◆ **Passage shown**:
Black men in prison

New Report Finds Blacks 5 Times More Likely To Be Incarcerated Than Whites

New research reveals that the American justice system continues to be a highly racist and discriminatory world, with Black men and women significantly more likely to be sentenced to time behind bars than whites.

CNN’s Christina Carrega reported on a new study by The Sentencing Project published on Oct. 13., which found that “Black Americans are incarcerated in state prisons at nearly five times the rate of white Americans.”

“The report found that one in 81 Black adults per 100,000 people in the United States is serving time in a state prison, using data and projections from recent years from the U.S. Census, the U.S. Bureau of Justice Statistics and information provided directly from some states,” Carrega reported.

“Truly meaningful reforms to the criminal justice system cannot be accomplished without acknowledgment of its racist underpinnings,” said Ashley Nellis, a senior research analyst who worked on the study. “Immediate and focused attention on the causes and consequences of racial disparities is required in order to eliminate them.”

Among the “staggering disproportionalities” contained within The Sentencing Project report:

  • The prison population in 12 U.S. states is more than half Black
  • The incarceration rate for Latinx individuals is 1.3 times that of whites
  • In Hawaii, the U.S. state with the best racial record on policing, Blacks are still more than twice as likely to end up in prison as whites
  • In Wisconsin, the state with the worst racial incarceration rate in the country, one out of every 36 Black citizens in the state are in prison.

Carrega also reported that “a separate analysis from The Prison Policy Initiative gave the state a failing grade for overcrowding their adult correctional facilities during the pandemic, and a 2013 study by the University of Wisconsin-Milwaukee Employment and Training Institute found that half of the young Black men from Milwaukee County were in state prison.”

In the report, Nellis and her fellow researchers recommend a number of ways to reduce racial disparities in our current system. Those suggestions include “eliminating mandatory sentences for all crimes, requiring racial impact statements to calculate the impact of proposed crime legislation on different populations and repealing existing racially biased laws, and decriminalizing low-level drug offenses.”

According to The Sentencing Project report, researchers believe there are “three recurrent explanations” for the ongoing racial disparities in our prison system: “a painful and enduring legacy of racial subordination, biased policies and practices that create or exacerbate disparities, and structural disadvantages that perpetuate disparities.” 

Nellis noted that “While chronic racial and ethnic disparity in imprisonment has been a known feature of the prison system for many decades, there has been little adjustment to policy or practices — inside or outside the justice system — to address these patterns directly.”

One positive finding from The Sentencing Project research: some states have begun to make significant progress and improvements within their prison systems, reducing their prison population by 30% or more in recent years. Those states include Alaska, New Jersey, New York, Connecticut, Alabama, Rhode Island, Vermont, Hawaii and California.

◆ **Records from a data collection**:
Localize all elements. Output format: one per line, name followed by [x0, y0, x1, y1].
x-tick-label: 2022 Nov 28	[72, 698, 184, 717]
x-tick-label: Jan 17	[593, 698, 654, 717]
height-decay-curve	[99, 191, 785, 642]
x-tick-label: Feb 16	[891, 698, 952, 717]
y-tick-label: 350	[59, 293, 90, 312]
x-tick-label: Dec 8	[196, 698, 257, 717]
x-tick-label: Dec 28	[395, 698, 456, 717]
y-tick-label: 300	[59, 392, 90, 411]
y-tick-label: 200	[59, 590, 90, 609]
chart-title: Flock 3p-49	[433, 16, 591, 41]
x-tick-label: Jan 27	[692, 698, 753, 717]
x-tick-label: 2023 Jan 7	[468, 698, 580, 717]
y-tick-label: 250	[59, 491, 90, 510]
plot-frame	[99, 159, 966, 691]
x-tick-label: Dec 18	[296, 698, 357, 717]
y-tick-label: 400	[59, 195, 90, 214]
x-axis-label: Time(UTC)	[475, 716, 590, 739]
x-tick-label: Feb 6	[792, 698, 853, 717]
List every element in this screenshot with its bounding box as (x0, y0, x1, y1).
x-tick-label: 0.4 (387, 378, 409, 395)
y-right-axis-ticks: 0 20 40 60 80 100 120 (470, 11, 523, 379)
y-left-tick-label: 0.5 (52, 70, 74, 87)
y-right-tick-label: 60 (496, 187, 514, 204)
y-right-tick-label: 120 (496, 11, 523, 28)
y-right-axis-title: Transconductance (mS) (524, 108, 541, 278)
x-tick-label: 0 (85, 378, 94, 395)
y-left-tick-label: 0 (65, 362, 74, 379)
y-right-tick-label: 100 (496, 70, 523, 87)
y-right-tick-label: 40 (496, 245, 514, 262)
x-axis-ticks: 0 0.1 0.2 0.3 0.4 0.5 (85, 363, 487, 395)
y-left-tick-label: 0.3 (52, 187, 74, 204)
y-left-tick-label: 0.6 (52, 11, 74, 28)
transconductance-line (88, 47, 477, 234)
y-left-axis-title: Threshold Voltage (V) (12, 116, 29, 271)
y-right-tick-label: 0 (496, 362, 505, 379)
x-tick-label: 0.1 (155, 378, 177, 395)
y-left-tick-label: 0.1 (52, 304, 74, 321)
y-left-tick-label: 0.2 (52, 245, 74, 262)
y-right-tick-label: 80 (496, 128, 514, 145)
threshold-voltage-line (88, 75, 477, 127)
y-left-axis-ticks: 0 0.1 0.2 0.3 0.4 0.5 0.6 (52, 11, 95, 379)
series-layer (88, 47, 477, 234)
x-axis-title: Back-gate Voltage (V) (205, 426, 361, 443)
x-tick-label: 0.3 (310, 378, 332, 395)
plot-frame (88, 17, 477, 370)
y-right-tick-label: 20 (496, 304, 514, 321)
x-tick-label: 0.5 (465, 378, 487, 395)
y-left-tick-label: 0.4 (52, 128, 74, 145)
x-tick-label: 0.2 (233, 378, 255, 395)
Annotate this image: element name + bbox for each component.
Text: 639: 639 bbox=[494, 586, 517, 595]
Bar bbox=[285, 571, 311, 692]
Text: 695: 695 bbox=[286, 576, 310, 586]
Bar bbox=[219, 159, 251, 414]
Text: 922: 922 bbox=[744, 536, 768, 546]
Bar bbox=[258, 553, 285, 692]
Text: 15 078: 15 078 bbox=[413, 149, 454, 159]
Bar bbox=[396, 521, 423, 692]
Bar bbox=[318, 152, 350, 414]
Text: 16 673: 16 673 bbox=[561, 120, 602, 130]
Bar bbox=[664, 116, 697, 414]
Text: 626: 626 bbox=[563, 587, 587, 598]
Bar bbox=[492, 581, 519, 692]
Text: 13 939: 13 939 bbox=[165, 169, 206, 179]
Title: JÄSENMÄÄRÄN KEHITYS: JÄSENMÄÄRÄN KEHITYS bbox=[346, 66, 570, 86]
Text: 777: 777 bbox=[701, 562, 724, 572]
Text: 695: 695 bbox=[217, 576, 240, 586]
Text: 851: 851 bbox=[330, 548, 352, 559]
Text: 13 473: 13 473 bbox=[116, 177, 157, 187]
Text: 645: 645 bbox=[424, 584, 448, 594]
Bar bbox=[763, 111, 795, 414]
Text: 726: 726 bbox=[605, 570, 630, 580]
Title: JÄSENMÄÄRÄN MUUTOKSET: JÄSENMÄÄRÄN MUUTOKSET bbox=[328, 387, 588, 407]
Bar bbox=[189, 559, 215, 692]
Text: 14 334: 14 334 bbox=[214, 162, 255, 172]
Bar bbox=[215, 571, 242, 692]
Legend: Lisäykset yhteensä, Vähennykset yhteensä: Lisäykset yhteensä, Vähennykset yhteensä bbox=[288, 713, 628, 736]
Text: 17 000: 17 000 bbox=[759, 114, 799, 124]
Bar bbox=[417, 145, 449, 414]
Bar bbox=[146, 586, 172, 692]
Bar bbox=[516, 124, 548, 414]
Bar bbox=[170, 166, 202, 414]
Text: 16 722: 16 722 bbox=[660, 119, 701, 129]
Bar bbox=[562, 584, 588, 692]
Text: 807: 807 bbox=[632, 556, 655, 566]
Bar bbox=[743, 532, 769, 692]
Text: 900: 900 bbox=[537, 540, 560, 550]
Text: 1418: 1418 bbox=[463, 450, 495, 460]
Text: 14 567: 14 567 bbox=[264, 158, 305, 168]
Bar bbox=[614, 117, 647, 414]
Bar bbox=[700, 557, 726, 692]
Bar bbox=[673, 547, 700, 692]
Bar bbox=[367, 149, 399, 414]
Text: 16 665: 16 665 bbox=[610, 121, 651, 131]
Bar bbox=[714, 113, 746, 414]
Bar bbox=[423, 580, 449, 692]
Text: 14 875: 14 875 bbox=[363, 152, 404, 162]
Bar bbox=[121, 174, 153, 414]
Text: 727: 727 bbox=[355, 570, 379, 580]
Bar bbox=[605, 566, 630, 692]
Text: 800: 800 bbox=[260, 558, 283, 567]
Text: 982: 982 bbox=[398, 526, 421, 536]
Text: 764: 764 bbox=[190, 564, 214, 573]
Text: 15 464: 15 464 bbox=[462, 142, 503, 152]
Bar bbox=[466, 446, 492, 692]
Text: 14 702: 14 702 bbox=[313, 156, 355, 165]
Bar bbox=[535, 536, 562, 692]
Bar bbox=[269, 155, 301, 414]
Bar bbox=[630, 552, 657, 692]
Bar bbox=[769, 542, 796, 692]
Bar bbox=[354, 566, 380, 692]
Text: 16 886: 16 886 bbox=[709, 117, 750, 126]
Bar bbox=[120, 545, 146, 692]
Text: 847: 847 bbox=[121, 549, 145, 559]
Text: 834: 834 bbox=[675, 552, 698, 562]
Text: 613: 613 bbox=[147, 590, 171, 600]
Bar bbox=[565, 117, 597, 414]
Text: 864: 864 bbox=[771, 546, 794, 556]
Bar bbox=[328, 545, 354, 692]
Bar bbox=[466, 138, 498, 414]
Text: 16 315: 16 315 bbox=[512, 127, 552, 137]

◆ **Parts of the exercise**:
(1) Translate this sentence from the article on racial disparities in incarceration into Spanish: "New research reveals that the American justice system continues to be a highly racist and discriminatory world, with Black men and women significantly more likely to be sentenced to time behind bars than whites."
(2) Repeat word for word the part of the article on racial disparities in incarceration from "New Report Finds" to "bars than whites.".

◆ **Expected outputs**:
(1) Una nueva investigación revela que el sistema de justicia estadounidense sigue siendo un mundo profundamente racista y discriminatorio, en el que los hombres y las mujeres negros tienen una probabilidad significativamente mayor que los blancos de ser condenados a pasar tiempo tras las rejas.

(2)
New Report Finds Blacks 5 Times More Likely To Be Incarcerated Than Whites

New research reveals that the American justice system continues to be a highly racist and discriminatory world, with Black men and women significantly more likely to be sentenced to time behind bars than whites.